**Written exercise**
In the material below, list every line carrying the string "JSON".

**Records that describe figures**
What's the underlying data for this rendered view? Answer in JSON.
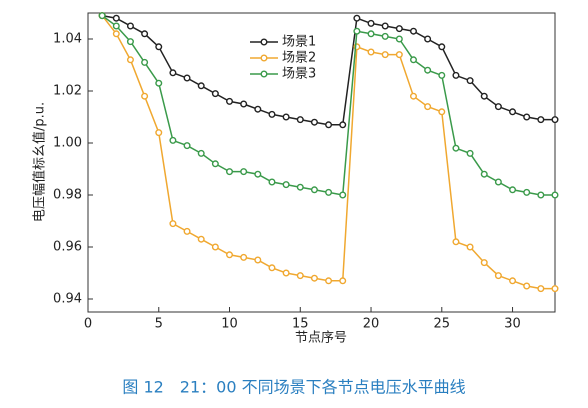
{
  "chart_data": {
    "type": "line",
    "xlabel": "节点序号",
    "ylabel": "电压幅值标幺值/p.u.",
    "caption": "图 12　21：00 不同场景下各节点电压水平曲线",
    "x": [
      1,
      2,
      3,
      4,
      5,
      6,
      7,
      8,
      9,
      10,
      11,
      12,
      13,
      14,
      15,
      16,
      17,
      18,
      19,
      20,
      21,
      22,
      23,
      24,
      25,
      26,
      27,
      28,
      29,
      30,
      31,
      32,
      33
    ],
    "series": [
      {
        "name": "场景1",
        "color": "#222222",
        "values": [
          1.049,
          1.048,
          1.045,
          1.042,
          1.037,
          1.027,
          1.025,
          1.022,
          1.019,
          1.016,
          1.015,
          1.013,
          1.011,
          1.01,
          1.009,
          1.008,
          1.007,
          1.007,
          1.048,
          1.046,
          1.045,
          1.044,
          1.043,
          1.04,
          1.037,
          1.026,
          1.024,
          1.018,
          1.014,
          1.012,
          1.01,
          1.009,
          1.009
        ]
      },
      {
        "name": "场景2",
        "color": "#f0a830",
        "values": [
          1.049,
          1.042,
          1.032,
          1.018,
          1.004,
          0.969,
          0.966,
          0.963,
          0.96,
          0.957,
          0.956,
          0.955,
          0.952,
          0.95,
          0.949,
          0.948,
          0.947,
          0.947,
          1.037,
          1.035,
          1.034,
          1.034,
          1.018,
          1.014,
          1.012,
          0.962,
          0.96,
          0.954,
          0.949,
          0.947,
          0.945,
          0.944,
          0.944
        ]
      },
      {
        "name": "场景3",
        "color": "#3a9a4a",
        "values": [
          1.049,
          1.045,
          1.039,
          1.031,
          1.023,
          1.001,
          0.999,
          0.996,
          0.992,
          0.989,
          0.989,
          0.988,
          0.985,
          0.984,
          0.983,
          0.982,
          0.981,
          0.98,
          1.043,
          1.042,
          1.041,
          1.04,
          1.032,
          1.028,
          1.026,
          0.998,
          0.996,
          0.988,
          0.985,
          0.982,
          0.981,
          0.98,
          0.98
        ]
      }
    ],
    "xlim": [
      0,
      33
    ],
    "xticks": [
      0,
      5,
      10,
      15,
      20,
      25,
      30
    ],
    "ylim": [
      0.935,
      1.05
    ],
    "yticks": [
      0.94,
      0.96,
      0.98,
      {
        "value": 1,
        "label": "1.00"
      },
      1.02,
      1.04
    ]
  }
}
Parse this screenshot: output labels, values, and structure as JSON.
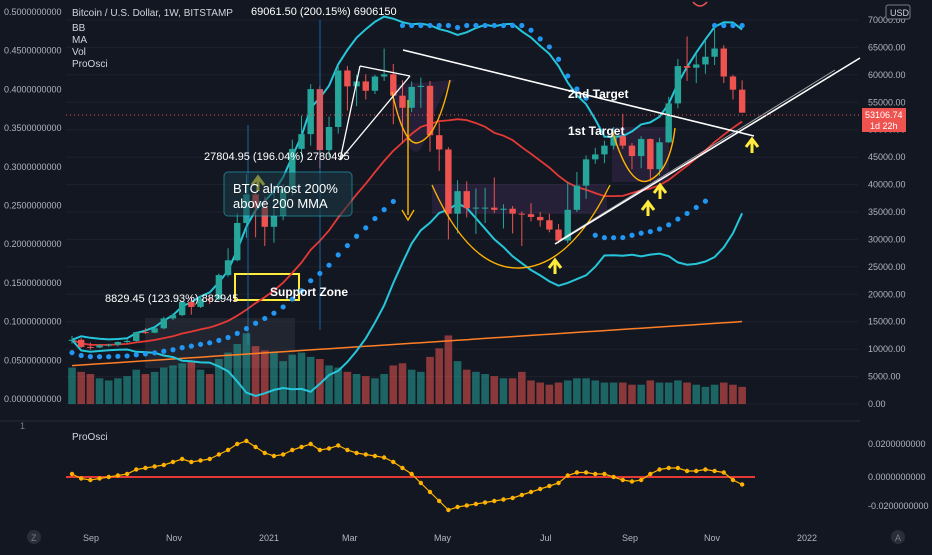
{
  "header": {
    "title": "Bitcoin / U.S. Dollar, 1W, BITSTAMP",
    "indicators": [
      "BB",
      "MA",
      "Vol",
      "ProOsci"
    ],
    "currency": "USD",
    "top_annotation": "69061.50 (200.15%) 6906150"
  },
  "price_label": {
    "value": "53106.74",
    "timer": "1d 22h"
  },
  "annotations": {
    "a1": "8829.45 (123.93%) 882945",
    "a2": "27804.95 (196.04%) 2780495",
    "box_line1": "BTC almost 200%",
    "box_line2": "above 200 MMA",
    "support": "Support Zone",
    "target1": "1st Target",
    "target2": "2nd Target"
  },
  "oscillator": {
    "name": "ProOsci"
  },
  "colors": {
    "bg": "#131722",
    "up": "#26a69a",
    "down": "#ef5350",
    "bb": "#26c6da",
    "sar": "#2196f3",
    "ma_short": "#e53935",
    "ma_long": "#ff7f27",
    "osc": "#ffb300",
    "yellow": "#ffeb3b",
    "white": "#ffffff"
  },
  "chart_data": {
    "type": "candlestick",
    "symbol": "BTCUSD",
    "interval": "1W",
    "y_axis_right": [
      "70000.00",
      "65000.00",
      "60000.00",
      "55000.00",
      "50000.00",
      "45000.00",
      "40000.00",
      "35000.00",
      "30000.00",
      "25000.00",
      "20000.00",
      "15000.00",
      "10000.00",
      "5000.00",
      "0.00"
    ],
    "y_axis_left": [
      "0.5000000000",
      "0.4500000000",
      "0.4000000000",
      "0.3500000000",
      "0.3000000000",
      "0.2500000000",
      "0.2000000000",
      "0.1500000000",
      "0.1000000000",
      "0.0500000000",
      "0.0000000000"
    ],
    "osc_axis": [
      "0.0200000000",
      "0.0000000000",
      "-0.0200000000"
    ],
    "x_labels": [
      "Sep",
      "Nov",
      "2021",
      "Mar",
      "May",
      "Jul",
      "Sep",
      "Nov",
      "2022"
    ],
    "ylim": [
      0,
      70000
    ],
    "candles": [
      {
        "o": 11500,
        "h": 12400,
        "l": 11000,
        "c": 11700
      },
      {
        "o": 11700,
        "h": 12000,
        "l": 10200,
        "c": 10400
      },
      {
        "o": 10400,
        "h": 11200,
        "l": 9900,
        "c": 10300
      },
      {
        "o": 10300,
        "h": 10900,
        "l": 10200,
        "c": 10700
      },
      {
        "o": 10700,
        "h": 11000,
        "l": 10400,
        "c": 10800
      },
      {
        "o": 10800,
        "h": 11400,
        "l": 10500,
        "c": 11300
      },
      {
        "o": 11300,
        "h": 11800,
        "l": 11100,
        "c": 11500
      },
      {
        "o": 11500,
        "h": 13200,
        "l": 11300,
        "c": 13100
      },
      {
        "o": 13100,
        "h": 13800,
        "l": 12800,
        "c": 13000
      },
      {
        "o": 13000,
        "h": 14000,
        "l": 12900,
        "c": 13800
      },
      {
        "o": 13800,
        "h": 15900,
        "l": 13600,
        "c": 15600
      },
      {
        "o": 15600,
        "h": 16500,
        "l": 15300,
        "c": 16200
      },
      {
        "o": 16200,
        "h": 18800,
        "l": 16000,
        "c": 18600
      },
      {
        "o": 18600,
        "h": 19500,
        "l": 16300,
        "c": 17700
      },
      {
        "o": 17700,
        "h": 19800,
        "l": 17500,
        "c": 19200
      },
      {
        "o": 19200,
        "h": 19600,
        "l": 18200,
        "c": 19100
      },
      {
        "o": 19100,
        "h": 23800,
        "l": 18900,
        "c": 23500
      },
      {
        "o": 23500,
        "h": 28400,
        "l": 23200,
        "c": 26200
      },
      {
        "o": 26200,
        "h": 34800,
        "l": 26000,
        "c": 33000
      },
      {
        "o": 33000,
        "h": 41900,
        "l": 30300,
        "c": 38200
      },
      {
        "o": 38200,
        "h": 38700,
        "l": 30400,
        "c": 35800
      },
      {
        "o": 35800,
        "h": 37800,
        "l": 28800,
        "c": 32300
      },
      {
        "o": 32300,
        "h": 38500,
        "l": 29400,
        "c": 34300
      },
      {
        "o": 34300,
        "h": 40100,
        "l": 33500,
        "c": 39200
      },
      {
        "o": 39200,
        "h": 48200,
        "l": 38000,
        "c": 46500
      },
      {
        "o": 46500,
        "h": 52600,
        "l": 45000,
        "c": 49200
      },
      {
        "o": 49200,
        "h": 58300,
        "l": 47100,
        "c": 57400
      },
      {
        "o": 57400,
        "h": 58000,
        "l": 43000,
        "c": 46300
      },
      {
        "o": 46300,
        "h": 52400,
        "l": 45000,
        "c": 50500
      },
      {
        "o": 50500,
        "h": 61800,
        "l": 49300,
        "c": 60800
      },
      {
        "o": 60800,
        "h": 61600,
        "l": 53500,
        "c": 57900
      },
      {
        "o": 57900,
        "h": 60000,
        "l": 54300,
        "c": 58800
      },
      {
        "o": 58800,
        "h": 60100,
        "l": 55500,
        "c": 57100
      },
      {
        "o": 57100,
        "h": 60000,
        "l": 56500,
        "c": 59700
      },
      {
        "o": 59700,
        "h": 64800,
        "l": 58900,
        "c": 60100
      },
      {
        "o": 60100,
        "h": 62000,
        "l": 51000,
        "c": 56200
      },
      {
        "o": 56200,
        "h": 59000,
        "l": 47500,
        "c": 54000
      },
      {
        "o": 54000,
        "h": 58800,
        "l": 53200,
        "c": 57800
      },
      {
        "o": 57800,
        "h": 59500,
        "l": 54000,
        "c": 58000
      },
      {
        "o": 58000,
        "h": 58900,
        "l": 46000,
        "c": 49000
      },
      {
        "o": 49000,
        "h": 51300,
        "l": 42500,
        "c": 46400
      },
      {
        "o": 46400,
        "h": 46800,
        "l": 30000,
        "c": 34700
      },
      {
        "o": 34700,
        "h": 40800,
        "l": 31100,
        "c": 38800
      },
      {
        "o": 38800,
        "h": 40600,
        "l": 34000,
        "c": 35700
      },
      {
        "o": 35700,
        "h": 39300,
        "l": 31000,
        "c": 35800
      },
      {
        "o": 35800,
        "h": 39400,
        "l": 33000,
        "c": 35800
      },
      {
        "o": 35800,
        "h": 41300,
        "l": 34800,
        "c": 35400
      },
      {
        "o": 35400,
        "h": 36400,
        "l": 32000,
        "c": 35600
      },
      {
        "o": 35600,
        "h": 36100,
        "l": 31100,
        "c": 34700
      },
      {
        "o": 34700,
        "h": 35100,
        "l": 28800,
        "c": 34600
      },
      {
        "o": 34600,
        "h": 36600,
        "l": 33300,
        "c": 34100
      },
      {
        "o": 34100,
        "h": 35000,
        "l": 32300,
        "c": 33500
      },
      {
        "o": 33500,
        "h": 34700,
        "l": 31300,
        "c": 31800
      },
      {
        "o": 31800,
        "h": 32800,
        "l": 29300,
        "c": 29800
      },
      {
        "o": 29800,
        "h": 40500,
        "l": 29300,
        "c": 35400
      },
      {
        "o": 35400,
        "h": 42300,
        "l": 35000,
        "c": 39800
      },
      {
        "o": 39800,
        "h": 45300,
        "l": 37400,
        "c": 44600
      },
      {
        "o": 44600,
        "h": 46700,
        "l": 43800,
        "c": 45500
      },
      {
        "o": 45500,
        "h": 48000,
        "l": 43900,
        "c": 47100
      },
      {
        "o": 47100,
        "h": 50500,
        "l": 46400,
        "c": 48800
      },
      {
        "o": 48800,
        "h": 52900,
        "l": 46500,
        "c": 47100
      },
      {
        "o": 47100,
        "h": 47600,
        "l": 42800,
        "c": 45200
      },
      {
        "o": 45200,
        "h": 48800,
        "l": 43000,
        "c": 48300
      },
      {
        "o": 48300,
        "h": 48400,
        "l": 40600,
        "c": 42800
      },
      {
        "o": 42800,
        "h": 48500,
        "l": 41600,
        "c": 47700
      },
      {
        "o": 47700,
        "h": 56000,
        "l": 47600,
        "c": 54800
      },
      {
        "o": 54800,
        "h": 62900,
        "l": 53900,
        "c": 61600
      },
      {
        "o": 61600,
        "h": 67000,
        "l": 58900,
        "c": 61300
      },
      {
        "o": 61300,
        "h": 63900,
        "l": 58500,
        "c": 61900
      },
      {
        "o": 61900,
        "h": 66400,
        "l": 60200,
        "c": 63300
      },
      {
        "o": 63300,
        "h": 69000,
        "l": 61800,
        "c": 64800
      },
      {
        "o": 64800,
        "h": 65400,
        "l": 58500,
        "c": 59700
      },
      {
        "o": 59700,
        "h": 60000,
        "l": 55500,
        "c": 57300
      },
      {
        "o": 57300,
        "h": 59000,
        "l": 53100,
        "c": 53106
      }
    ],
    "volume": [
      17000,
      15000,
      14000,
      12000,
      11000,
      12000,
      13000,
      16000,
      14000,
      15000,
      17000,
      18000,
      19000,
      20000,
      16000,
      14000,
      21000,
      24000,
      28000,
      33000,
      27000,
      25000,
      24000,
      20000,
      23000,
      24000,
      22000,
      21000,
      18000,
      17000,
      15000,
      14000,
      13000,
      12000,
      14000,
      18000,
      19000,
      16000,
      15000,
      22000,
      26000,
      32000,
      20000,
      16000,
      15000,
      14000,
      13000,
      12000,
      12000,
      15000,
      11000,
      10000,
      9000,
      10000,
      11000,
      12000,
      12000,
      11000,
      10000,
      10000,
      10000,
      9000,
      9000,
      11000,
      10000,
      10000,
      11000,
      10000,
      9000,
      8000,
      9000,
      10000,
      9000,
      8000
    ],
    "oscillator_values": [
      0.002,
      -0.001,
      -0.002,
      -0.001,
      0.0,
      0.001,
      0.002,
      0.005,
      0.006,
      0.007,
      0.008,
      0.01,
      0.012,
      0.01,
      0.011,
      0.012,
      0.015,
      0.018,
      0.022,
      0.024,
      0.02,
      0.016,
      0.014,
      0.015,
      0.018,
      0.02,
      0.022,
      0.018,
      0.019,
      0.021,
      0.018,
      0.016,
      0.015,
      0.014,
      0.013,
      0.01,
      0.006,
      0.002,
      -0.004,
      -0.01,
      -0.016,
      -0.022,
      -0.02,
      -0.019,
      -0.018,
      -0.017,
      -0.016,
      -0.015,
      -0.014,
      -0.012,
      -0.01,
      -0.008,
      -0.006,
      -0.004,
      0.001,
      0.003,
      0.003,
      0.002,
      0.002,
      0.0,
      -0.002,
      -0.003,
      -0.002,
      0.002,
      0.005,
      0.006,
      0.006,
      0.004,
      0.004,
      0.005,
      0.004,
      0.003,
      -0.002,
      -0.005
    ]
  }
}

**Right answer**
What's the underlying data for this rendered view? Answer in JSON.
Parse this screenshot: output labels, values, and structure as JSON.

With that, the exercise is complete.